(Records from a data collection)
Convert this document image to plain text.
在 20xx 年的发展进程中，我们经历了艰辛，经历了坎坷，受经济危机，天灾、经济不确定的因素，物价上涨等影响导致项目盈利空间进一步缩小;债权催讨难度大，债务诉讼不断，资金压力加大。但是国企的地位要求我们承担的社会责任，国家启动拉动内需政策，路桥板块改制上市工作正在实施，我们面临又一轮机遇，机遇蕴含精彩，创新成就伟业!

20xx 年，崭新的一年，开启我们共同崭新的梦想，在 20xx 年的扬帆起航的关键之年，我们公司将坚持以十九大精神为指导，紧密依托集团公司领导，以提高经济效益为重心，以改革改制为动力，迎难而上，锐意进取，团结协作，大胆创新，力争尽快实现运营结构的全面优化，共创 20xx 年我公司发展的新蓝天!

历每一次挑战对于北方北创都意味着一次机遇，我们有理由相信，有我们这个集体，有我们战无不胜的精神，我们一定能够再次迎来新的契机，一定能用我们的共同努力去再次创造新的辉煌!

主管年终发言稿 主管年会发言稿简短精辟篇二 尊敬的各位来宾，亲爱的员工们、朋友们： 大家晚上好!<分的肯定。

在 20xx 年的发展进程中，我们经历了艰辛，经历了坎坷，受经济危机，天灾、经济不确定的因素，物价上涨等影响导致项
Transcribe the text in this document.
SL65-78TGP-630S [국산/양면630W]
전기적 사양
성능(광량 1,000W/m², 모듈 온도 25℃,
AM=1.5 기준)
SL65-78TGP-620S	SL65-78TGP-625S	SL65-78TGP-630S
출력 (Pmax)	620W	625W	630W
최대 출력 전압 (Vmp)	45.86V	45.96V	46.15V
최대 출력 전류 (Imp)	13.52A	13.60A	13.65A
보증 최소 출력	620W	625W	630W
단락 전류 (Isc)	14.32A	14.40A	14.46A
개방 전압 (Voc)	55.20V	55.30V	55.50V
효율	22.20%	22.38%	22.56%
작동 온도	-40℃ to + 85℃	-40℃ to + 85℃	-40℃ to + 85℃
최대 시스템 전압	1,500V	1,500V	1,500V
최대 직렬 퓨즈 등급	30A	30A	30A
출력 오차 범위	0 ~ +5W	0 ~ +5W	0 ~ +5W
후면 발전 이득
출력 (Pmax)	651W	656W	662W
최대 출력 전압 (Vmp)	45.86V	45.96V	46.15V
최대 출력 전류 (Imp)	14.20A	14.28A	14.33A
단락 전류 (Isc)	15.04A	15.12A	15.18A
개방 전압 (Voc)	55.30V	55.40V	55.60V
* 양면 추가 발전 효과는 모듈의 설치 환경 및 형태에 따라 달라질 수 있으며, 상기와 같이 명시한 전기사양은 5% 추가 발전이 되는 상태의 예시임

EXERCISE GOAL ::
Examine the data above and state how many of its lines contain the word "this", with no further remarks.

CORRECT RESPONSE ::
2